[Recorded data]
▬▬▬▬▬▬▬▬▬▬

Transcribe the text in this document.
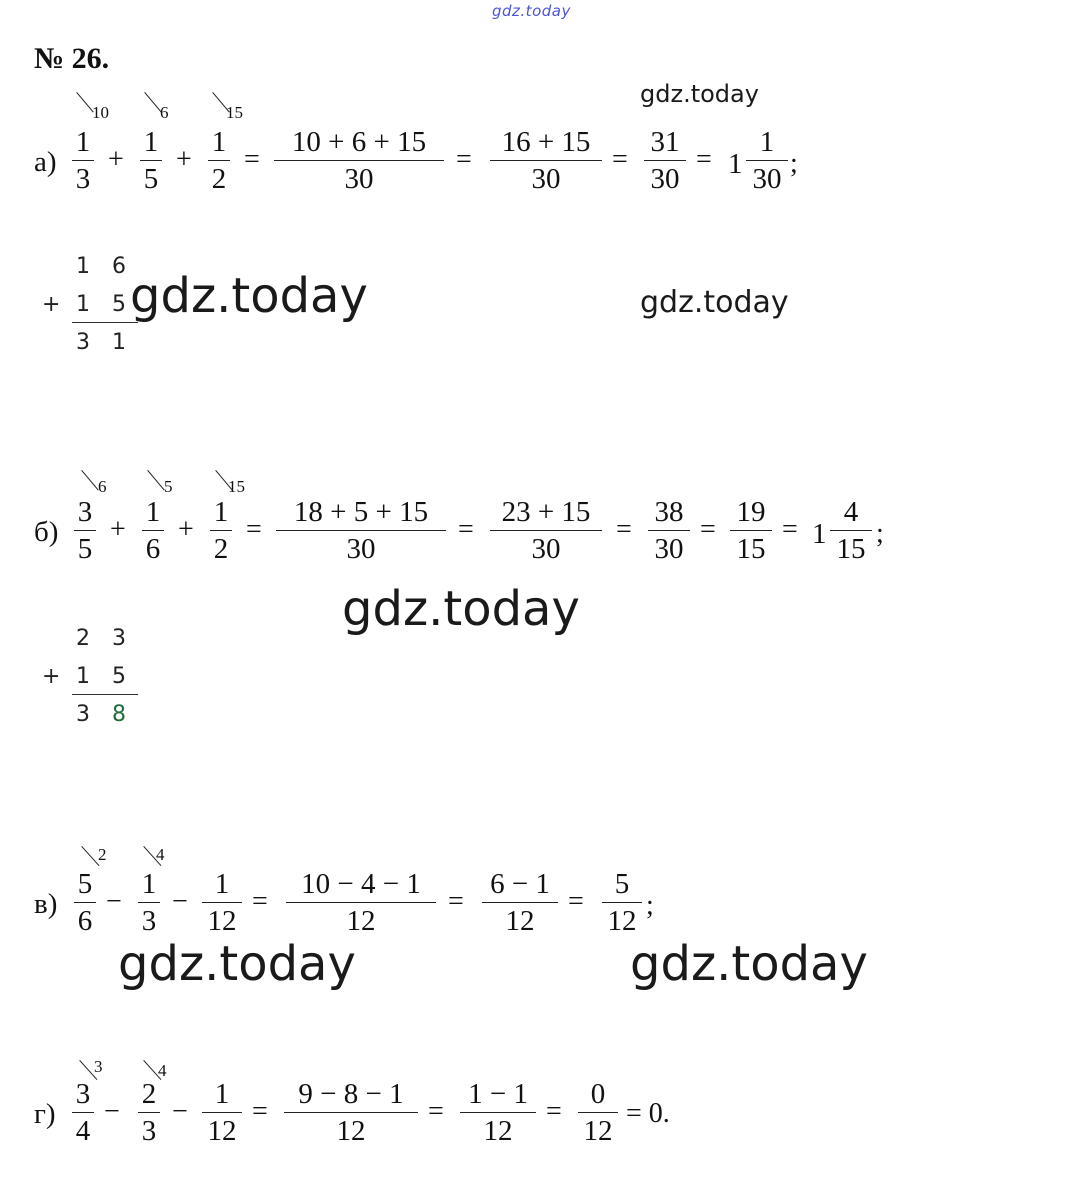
gdz.today
gdz.today
gdz.today	gdz.today
gdz.today
gdz.today	gdz.today
№ 26.
а)
1
3
10
+
1
5
6
+
1
2
15
=
10 + 6 + 15
30
=
16 + 15
30
=
31
30
= 1
1
30 ;
1 6
+ 1 5
3 1
б)
3
5
6
+
1
6
5
+
1
2
15
=
18 + 5 + 15
30
=
23 + 15
30
=
38
30
=
19
15
= 1
4
15 ;
2 3
+ 1 5
3 8
в)
5
6
2
−
1
3
4
−
1
12
=
10 − 4 − 1
12
=
6 − 1
12
=
5
12 ;
г)
3
4
3
−
2
3
4
−
1
12
=
9 − 8 − 1
12
=
1 − 1
12
=
0
12
= 0.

▬▬▬▬▬▬▬▬▬▬

Set task
Quote every entry exactly, with the pictures omitted.

Worked solution
Transcribe the text in this document.
gdz.today
gdz.today
gdz.today	gdz.today
gdz.today
gdz.today	gdz.today
№ 26.
а)
1
3
10
+
1
5
6
+
1
2
15
=
10 + 6 + 15
30
=
16 + 15
30
=
31
30
= 1
1
30 ;
1 6
+ 1 5
3 1
б)
3
5
6
+
1
6
5
+
1
2
15
=
18 + 5 + 15
30
=
23 + 15
30
=
38
30
=
19
15
= 1
4
15 ;
2 3
+ 1 5
3 8
в)
5
6
2
−
1
3
4
−
1
12
=
10 − 4 − 1
12
=
6 − 1
12
=
5
12 ;
г)
3
4
3
−
2
3
4
−
1
12
=
9 − 8 − 1
12
=
1 − 1
12
=
0
12
= 0.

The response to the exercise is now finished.